WHAT YOU SHOULD DO:
Check every line below for the word "Connect" and copy each one that has it.

SUPPLIED RECORDS:
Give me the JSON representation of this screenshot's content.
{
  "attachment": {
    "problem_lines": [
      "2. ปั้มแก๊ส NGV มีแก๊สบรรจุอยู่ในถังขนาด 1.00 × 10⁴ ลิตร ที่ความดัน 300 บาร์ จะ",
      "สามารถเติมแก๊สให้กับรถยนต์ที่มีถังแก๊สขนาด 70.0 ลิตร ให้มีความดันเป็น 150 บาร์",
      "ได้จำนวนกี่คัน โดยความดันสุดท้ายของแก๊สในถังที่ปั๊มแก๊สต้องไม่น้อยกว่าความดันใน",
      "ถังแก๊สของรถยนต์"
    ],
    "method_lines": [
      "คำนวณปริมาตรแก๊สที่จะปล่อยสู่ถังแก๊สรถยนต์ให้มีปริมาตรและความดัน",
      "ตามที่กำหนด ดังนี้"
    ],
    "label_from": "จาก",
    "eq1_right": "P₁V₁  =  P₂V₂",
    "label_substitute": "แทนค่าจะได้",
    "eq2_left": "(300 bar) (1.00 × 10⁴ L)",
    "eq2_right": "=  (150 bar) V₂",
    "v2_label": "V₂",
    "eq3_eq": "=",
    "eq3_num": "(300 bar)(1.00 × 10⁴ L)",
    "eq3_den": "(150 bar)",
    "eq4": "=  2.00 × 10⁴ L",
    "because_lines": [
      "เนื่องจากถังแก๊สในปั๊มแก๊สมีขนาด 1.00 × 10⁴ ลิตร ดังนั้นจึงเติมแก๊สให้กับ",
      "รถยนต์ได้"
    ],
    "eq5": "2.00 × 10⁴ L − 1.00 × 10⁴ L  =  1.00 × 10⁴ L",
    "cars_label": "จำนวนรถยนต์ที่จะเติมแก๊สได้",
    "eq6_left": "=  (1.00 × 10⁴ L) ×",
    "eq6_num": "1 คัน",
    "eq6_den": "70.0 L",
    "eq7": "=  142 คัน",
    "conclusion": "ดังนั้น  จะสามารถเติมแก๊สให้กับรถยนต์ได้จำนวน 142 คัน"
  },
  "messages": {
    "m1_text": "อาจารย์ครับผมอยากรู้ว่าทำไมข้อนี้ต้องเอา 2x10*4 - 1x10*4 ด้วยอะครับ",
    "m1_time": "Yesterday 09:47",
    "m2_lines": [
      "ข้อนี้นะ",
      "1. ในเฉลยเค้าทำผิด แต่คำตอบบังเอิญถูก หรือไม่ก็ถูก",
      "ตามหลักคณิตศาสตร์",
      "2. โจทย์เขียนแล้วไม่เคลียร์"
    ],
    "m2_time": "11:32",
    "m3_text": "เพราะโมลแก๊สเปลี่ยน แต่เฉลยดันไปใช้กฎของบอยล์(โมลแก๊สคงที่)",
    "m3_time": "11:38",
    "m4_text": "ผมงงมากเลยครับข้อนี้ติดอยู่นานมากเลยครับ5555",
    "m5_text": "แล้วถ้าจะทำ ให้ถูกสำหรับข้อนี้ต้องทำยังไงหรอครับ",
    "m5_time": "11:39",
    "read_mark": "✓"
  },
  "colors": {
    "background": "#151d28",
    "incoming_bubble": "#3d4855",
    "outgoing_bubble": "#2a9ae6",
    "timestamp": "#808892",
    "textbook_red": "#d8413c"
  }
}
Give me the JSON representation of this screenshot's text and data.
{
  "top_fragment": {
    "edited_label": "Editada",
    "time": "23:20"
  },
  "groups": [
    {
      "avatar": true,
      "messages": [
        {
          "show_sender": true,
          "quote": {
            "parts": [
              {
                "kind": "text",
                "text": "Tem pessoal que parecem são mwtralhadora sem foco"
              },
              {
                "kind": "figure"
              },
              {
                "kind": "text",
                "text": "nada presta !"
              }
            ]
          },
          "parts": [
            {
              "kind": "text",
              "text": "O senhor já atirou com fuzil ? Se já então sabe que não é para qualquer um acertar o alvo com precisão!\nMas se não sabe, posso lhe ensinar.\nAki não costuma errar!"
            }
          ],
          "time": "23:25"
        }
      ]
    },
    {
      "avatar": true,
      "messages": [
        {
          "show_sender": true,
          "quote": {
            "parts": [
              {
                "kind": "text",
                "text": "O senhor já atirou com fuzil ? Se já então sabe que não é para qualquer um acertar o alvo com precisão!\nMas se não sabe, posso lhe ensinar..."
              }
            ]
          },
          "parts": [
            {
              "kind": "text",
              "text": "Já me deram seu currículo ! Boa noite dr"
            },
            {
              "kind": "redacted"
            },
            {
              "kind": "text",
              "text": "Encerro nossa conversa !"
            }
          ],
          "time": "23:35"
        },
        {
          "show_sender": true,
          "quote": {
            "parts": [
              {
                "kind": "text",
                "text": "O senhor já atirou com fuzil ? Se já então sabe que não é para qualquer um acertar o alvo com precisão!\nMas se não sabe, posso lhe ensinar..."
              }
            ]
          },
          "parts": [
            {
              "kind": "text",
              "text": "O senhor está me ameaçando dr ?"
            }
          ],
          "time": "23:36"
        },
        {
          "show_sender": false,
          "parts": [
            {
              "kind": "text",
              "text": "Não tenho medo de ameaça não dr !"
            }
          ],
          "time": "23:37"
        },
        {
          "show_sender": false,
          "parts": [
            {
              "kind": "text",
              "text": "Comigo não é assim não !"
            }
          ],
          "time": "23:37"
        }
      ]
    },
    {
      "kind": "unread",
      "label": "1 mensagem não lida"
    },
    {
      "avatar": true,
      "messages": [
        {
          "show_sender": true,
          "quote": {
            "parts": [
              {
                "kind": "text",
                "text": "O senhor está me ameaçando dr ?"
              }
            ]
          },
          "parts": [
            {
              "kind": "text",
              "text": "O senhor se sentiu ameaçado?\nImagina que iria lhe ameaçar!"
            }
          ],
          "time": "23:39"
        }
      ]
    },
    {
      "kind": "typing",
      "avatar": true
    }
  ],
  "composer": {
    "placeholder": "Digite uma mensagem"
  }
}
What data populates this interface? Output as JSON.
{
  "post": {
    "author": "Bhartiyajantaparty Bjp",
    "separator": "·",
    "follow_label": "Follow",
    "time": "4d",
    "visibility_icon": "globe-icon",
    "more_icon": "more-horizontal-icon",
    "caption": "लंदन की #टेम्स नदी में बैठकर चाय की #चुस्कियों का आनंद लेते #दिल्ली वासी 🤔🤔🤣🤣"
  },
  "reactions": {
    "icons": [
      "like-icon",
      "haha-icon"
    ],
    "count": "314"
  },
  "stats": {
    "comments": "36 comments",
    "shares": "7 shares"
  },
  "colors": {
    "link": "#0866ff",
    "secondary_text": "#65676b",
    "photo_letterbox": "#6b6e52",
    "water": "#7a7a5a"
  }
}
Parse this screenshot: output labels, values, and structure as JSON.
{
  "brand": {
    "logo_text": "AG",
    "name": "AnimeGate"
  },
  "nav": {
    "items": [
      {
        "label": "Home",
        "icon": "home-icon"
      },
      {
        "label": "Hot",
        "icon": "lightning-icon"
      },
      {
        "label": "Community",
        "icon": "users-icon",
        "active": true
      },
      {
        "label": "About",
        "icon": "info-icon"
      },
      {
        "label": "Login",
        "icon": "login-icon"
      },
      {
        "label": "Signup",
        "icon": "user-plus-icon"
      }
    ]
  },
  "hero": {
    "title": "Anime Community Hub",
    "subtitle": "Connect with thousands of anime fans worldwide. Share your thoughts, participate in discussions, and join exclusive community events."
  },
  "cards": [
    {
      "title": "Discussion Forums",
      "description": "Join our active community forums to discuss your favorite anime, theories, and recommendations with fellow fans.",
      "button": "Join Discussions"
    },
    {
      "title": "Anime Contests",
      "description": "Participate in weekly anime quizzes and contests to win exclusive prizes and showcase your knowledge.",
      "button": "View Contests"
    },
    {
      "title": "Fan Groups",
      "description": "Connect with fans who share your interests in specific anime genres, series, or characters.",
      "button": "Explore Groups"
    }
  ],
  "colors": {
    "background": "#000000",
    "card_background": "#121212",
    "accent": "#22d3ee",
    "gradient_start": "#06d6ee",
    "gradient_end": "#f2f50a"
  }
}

FULL SOLUTION:
    "subtitle": "Connect with thousands of anime fans worldwide. Share your thoughts, participate in discussions, and join exclusive community events."
      "description": "Connect with fans who share your interests in specific anime genres, series, or characters.",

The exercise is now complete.